- _Records supplied_:
>>>>
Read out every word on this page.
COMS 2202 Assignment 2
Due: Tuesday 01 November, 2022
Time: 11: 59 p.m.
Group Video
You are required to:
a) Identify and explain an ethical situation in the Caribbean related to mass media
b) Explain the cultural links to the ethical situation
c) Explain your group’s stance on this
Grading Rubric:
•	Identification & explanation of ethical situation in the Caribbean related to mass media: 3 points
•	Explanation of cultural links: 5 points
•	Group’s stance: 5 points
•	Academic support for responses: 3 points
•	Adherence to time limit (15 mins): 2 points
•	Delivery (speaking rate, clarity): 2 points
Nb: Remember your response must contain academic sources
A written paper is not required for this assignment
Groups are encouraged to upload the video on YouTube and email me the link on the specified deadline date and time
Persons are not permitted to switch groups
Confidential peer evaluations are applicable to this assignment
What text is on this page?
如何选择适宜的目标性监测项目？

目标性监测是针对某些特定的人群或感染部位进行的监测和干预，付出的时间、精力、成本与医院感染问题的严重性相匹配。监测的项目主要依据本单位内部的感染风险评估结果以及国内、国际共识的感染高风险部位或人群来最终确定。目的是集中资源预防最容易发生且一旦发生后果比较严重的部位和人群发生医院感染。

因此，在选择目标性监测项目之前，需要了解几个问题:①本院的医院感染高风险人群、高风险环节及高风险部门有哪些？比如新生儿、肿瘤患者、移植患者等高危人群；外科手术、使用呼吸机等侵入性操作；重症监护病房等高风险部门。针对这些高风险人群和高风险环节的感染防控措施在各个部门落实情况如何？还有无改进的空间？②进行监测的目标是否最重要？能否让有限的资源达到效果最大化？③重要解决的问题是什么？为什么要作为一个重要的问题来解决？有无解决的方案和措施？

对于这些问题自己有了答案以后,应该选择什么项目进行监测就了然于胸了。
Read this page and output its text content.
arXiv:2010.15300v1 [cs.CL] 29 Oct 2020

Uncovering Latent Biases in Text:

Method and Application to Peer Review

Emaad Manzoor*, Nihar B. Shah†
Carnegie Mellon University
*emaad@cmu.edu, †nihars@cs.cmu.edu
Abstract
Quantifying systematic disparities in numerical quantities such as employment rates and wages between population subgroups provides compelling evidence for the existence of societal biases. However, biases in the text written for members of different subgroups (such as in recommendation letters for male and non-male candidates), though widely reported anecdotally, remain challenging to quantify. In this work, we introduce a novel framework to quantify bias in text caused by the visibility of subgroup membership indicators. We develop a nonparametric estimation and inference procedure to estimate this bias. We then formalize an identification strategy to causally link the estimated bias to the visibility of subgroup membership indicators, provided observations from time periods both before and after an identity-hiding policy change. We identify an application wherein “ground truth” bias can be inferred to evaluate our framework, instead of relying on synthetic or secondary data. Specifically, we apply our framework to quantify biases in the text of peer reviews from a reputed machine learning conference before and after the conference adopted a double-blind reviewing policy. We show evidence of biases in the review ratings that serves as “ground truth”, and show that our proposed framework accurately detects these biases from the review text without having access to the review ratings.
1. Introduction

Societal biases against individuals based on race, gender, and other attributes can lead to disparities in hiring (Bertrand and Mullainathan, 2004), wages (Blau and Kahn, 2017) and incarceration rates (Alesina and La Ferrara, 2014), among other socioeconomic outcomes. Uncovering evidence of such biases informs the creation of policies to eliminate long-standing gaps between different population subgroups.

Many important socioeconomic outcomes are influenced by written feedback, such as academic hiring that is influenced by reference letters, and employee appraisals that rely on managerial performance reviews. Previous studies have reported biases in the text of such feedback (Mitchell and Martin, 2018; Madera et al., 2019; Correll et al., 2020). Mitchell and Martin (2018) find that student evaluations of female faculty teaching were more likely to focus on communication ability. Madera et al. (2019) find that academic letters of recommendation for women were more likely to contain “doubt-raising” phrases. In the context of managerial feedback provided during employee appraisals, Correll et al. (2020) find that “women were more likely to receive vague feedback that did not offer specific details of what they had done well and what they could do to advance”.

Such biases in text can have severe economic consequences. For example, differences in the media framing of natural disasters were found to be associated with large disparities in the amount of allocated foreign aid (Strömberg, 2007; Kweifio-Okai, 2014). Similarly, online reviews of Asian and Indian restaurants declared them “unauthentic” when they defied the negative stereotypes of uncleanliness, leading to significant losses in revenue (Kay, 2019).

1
<<<<
Return the lines above exactly, keeping every word.

- _Task output_:
Read out every word on this page.
COMS 2202 Assignment 2
Due: Tuesday 01 November, 2022
Time: 11: 59 p.m.
Group Video
You are required to:
a) Identify and explain an ethical situation in the Caribbean related to mass media
b) Explain the cultural links to the ethical situation
c) Explain your group’s stance on this
Grading Rubric:
•	Identification & explanation of ethical situation in the Caribbean related to mass media: 3 points
•	Explanation of cultural links: 5 points
•	Group’s stance: 5 points
•	Academic support for responses: 3 points
•	Adherence to time limit (15 mins): 2 points
•	Delivery (speaking rate, clarity): 2 points
Nb: Remember your response must contain academic sources
A written paper is not required for this assignment
Groups are encouraged to upload the video on YouTube and email me the link on the specified deadline date and time
Persons are not permitted to switch groups
Confidential peer evaluations are applicable to this assignment
What text is on this page?
如何选择适宜的目标性监测项目？

目标性监测是针对某些特定的人群或感染部位进行的监测和干预，付出的时间、精力、成本与医院感染问题的严重性相匹配。监测的项目主要依据本单位内部的感染风险评估结果以及国内、国际共识的感染高风险部位或人群来最终确定。目的是集中资源预防最容易发生且一旦发生后果比较严重的部位和人群发生医院感染。

因此，在选择目标性监测项目之前，需要了解几个问题:①本院的医院感染高风险人群、高风险环节及高风险部门有哪些？比如新生儿、肿瘤患者、移植患者等高危人群；外科手术、使用呼吸机等侵入性操作；重症监护病房等高风险部门。针对这些高风险人群和高风险环节的感染防控措施在各个部门落实情况如何？还有无改进的空间？②进行监测的目标是否最重要？能否让有限的资源达到效果最大化？③重要解决的问题是什么？为什么要作为一个重要的问题来解决？有无解决的方案和措施？

对于这些问题自己有了答案以后,应该选择什么项目进行监测就了然于胸了。
Read this page and output its text content.
arXiv:2010.15300v1 [cs.CL] 29 Oct 2020

Uncovering Latent Biases in Text:

Method and Application to Peer Review

Emaad Manzoor*, Nihar B. Shah†
Carnegie Mellon University
*emaad@cmu.edu, †nihars@cs.cmu.edu
Abstract
Quantifying systematic disparities in numerical quantities such as employment rates and wages between population subgroups provides compelling evidence for the existence of societal biases. However, biases in the text written for members of different subgroups (such as in recommendation letters for male and non-male candidates), though widely reported anecdotally, remain challenging to quantify. In this work, we introduce a novel framework to quantify bias in text caused by the visibility of subgroup membership indicators. We develop a nonparametric estimation and inference procedure to estimate this bias. We then formalize an identification strategy to causally link the estimated bias to the visibility of subgroup membership indicators, provided observations from time periods both before and after an identity-hiding policy change. We identify an application wherein “ground truth” bias can be inferred to evaluate our framework, instead of relying on synthetic or secondary data. Specifically, we apply our framework to quantify biases in the text of peer reviews from a reputed machine learning conference before and after the conference adopted a double-blind reviewing policy. We show evidence of biases in the review ratings that serves as “ground truth”, and show that our proposed framework accurately detects these biases from the review text without having access to the review ratings.
1. Introduction

Societal biases against individuals based on race, gender, and other attributes can lead to disparities in hiring (Bertrand and Mullainathan, 2004), wages (Blau and Kahn, 2017) and incarceration rates (Alesina and La Ferrara, 2014), among other socioeconomic outcomes. Uncovering evidence of such biases informs the creation of policies to eliminate long-standing gaps between different population subgroups.

Many important socioeconomic outcomes are influenced by written feedback, such as academic hiring that is influenced by reference letters, and employee appraisals that rely on managerial performance reviews. Previous studies have reported biases in the text of such feedback (Mitchell and Martin, 2018; Madera et al., 2019; Correll et al., 2020). Mitchell and Martin (2018) find that student evaluations of female faculty teaching were more likely to focus on communication ability. Madera et al. (2019) find that academic letters of recommendation for women were more likely to contain “doubt-raising” phrases. In the context of managerial feedback provided during employee appraisals, Correll et al. (2020) find that “women were more likely to receive vague feedback that did not offer specific details of what they had done well and what they could do to advance”.

Such biases in text can have severe economic consequences. For example, differences in the media framing of natural disasters were found to be associated with large disparities in the amount of allocated foreign aid (Strömberg, 2007; Kweifio-Okai, 2014). Similarly, online reviews of Asian and Indian restaurants declared them “unauthentic” when they defied the negative stereotypes of uncleanliness, leading to significant losses in revenue (Kay, 2019).

1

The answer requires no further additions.